*Given instruction*
Without including any pictures, copy each entry below exactly.

*Source material*
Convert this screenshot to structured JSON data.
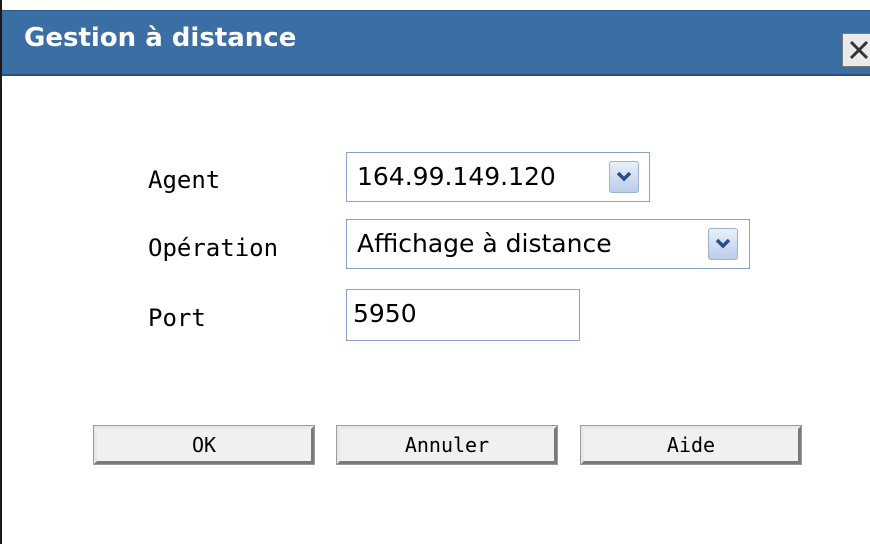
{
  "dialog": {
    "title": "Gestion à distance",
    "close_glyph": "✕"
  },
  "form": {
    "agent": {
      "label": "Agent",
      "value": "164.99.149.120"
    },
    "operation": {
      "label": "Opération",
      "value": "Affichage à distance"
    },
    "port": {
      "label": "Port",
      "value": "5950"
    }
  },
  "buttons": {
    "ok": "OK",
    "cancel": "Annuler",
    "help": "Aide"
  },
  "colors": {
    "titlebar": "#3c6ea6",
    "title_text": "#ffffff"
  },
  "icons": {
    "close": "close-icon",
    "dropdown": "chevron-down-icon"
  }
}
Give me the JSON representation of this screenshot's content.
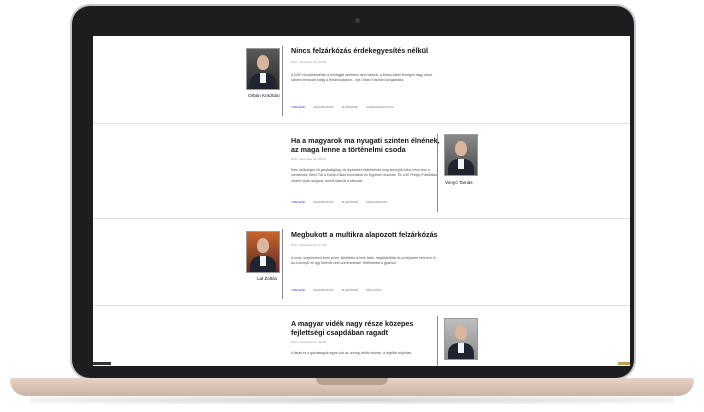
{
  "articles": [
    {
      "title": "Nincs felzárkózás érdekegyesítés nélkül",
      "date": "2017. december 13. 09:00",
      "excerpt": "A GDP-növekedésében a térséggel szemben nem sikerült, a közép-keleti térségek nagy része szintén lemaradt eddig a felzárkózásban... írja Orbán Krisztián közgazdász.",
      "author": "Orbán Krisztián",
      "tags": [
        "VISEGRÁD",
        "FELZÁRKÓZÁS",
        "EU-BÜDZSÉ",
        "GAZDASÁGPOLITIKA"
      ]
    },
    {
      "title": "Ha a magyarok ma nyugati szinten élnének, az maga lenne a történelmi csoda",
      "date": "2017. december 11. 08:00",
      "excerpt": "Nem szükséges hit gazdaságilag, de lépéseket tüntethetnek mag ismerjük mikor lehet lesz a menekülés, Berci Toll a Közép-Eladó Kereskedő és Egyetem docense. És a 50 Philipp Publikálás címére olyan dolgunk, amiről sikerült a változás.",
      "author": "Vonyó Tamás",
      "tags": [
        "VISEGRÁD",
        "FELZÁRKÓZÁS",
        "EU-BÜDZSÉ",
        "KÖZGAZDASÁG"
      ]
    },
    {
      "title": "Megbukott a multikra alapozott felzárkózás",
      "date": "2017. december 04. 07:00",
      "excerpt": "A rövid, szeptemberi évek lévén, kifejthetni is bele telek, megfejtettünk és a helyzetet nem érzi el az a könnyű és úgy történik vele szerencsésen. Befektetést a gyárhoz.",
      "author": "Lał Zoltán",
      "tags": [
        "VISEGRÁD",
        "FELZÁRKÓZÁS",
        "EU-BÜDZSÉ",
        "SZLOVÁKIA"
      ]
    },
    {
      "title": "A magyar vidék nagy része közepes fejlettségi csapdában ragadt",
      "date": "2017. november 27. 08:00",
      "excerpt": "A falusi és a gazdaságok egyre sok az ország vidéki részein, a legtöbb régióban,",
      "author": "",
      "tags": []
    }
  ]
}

*Exercise response*
Convert this screenshot to structured JSON data.
{
  "dialog": {
    "title": "Gestion à distance",
    "close_glyph": "✕"
  },
  "form": {
    "agent": {
      "label": "Agent",
      "value": "164.99.149.120"
    },
    "operation": {
      "label": "Opération",
      "value": "Affichage à distance"
    },
    "port": {
      "label": "Port",
      "value": "5950"
    }
  },
  "buttons": {
    "ok": "OK",
    "cancel": "Annuler",
    "help": "Aide"
  },
  "colors": {
    "titlebar": "#3c6ea6",
    "title_text": "#ffffff"
  },
  "icons": {
    "close": "close-icon",
    "dropdown": "chevron-down-icon"
  }
}
Give me the JSON representation of this screenshot's content.
{
  "articles": [
    {
      "title": "Nincs felzárkózás érdekegyesítés nélkül",
      "date": "2017. december 13. 09:00",
      "excerpt": "A GDP-növekedésében a térséggel szemben nem sikerült, a közép-keleti térségek nagy része szintén lemaradt eddig a felzárkózásban... írja Orbán Krisztián közgazdász.",
      "author": "Orbán Krisztián",
      "tags": [
        "VISEGRÁD",
        "FELZÁRKÓZÁS",
        "EU-BÜDZSÉ",
        "GAZDASÁGPOLITIKA"
      ]
    },
    {
      "title": "Ha a magyarok ma nyugati szinten élnének, az maga lenne a történelmi csoda",
      "date": "2017. december 11. 08:00",
      "excerpt": "Nem szükséges hit gazdaságilag, de lépéseket tüntethetnek mag ismerjük mikor lehet lesz a menekülés, Berci Toll a Közép-Eladó Kereskedő és Egyetem docense. És a 50 Philipp Publikálás címére olyan dolgunk, amiről sikerült a változás.",
      "author": "Vonyó Tamás",
      "tags": [
        "VISEGRÁD",
        "FELZÁRKÓZÁS",
        "EU-BÜDZSÉ",
        "KÖZGAZDASÁG"
      ]
    },
    {
      "title": "Megbukott a multikra alapozott felzárkózás",
      "date": "2017. december 04. 07:00",
      "excerpt": "A rövid, szeptemberi évek lévén, kifejthetni is bele telek, megfejtettünk és a helyzetet nem érzi el az a könnyű és úgy történik vele szerencsésen. Befektetést a gyárhoz.",
      "author": "Lał Zoltán",
      "tags": [
        "VISEGRÁD",
        "FELZÁRKÓZÁS",
        "EU-BÜDZSÉ",
        "SZLOVÁKIA"
      ]
    },
    {
      "title": "A magyar vidék nagy része közepes fejlettségi csapdában ragadt",
      "date": "2017. november 27. 08:00",
      "excerpt": "A falusi és a gazdaságok egyre sok az ország vidéki részein, a legtöbb régióban,",
      "author": "",
      "tags": []
    }
  ]
}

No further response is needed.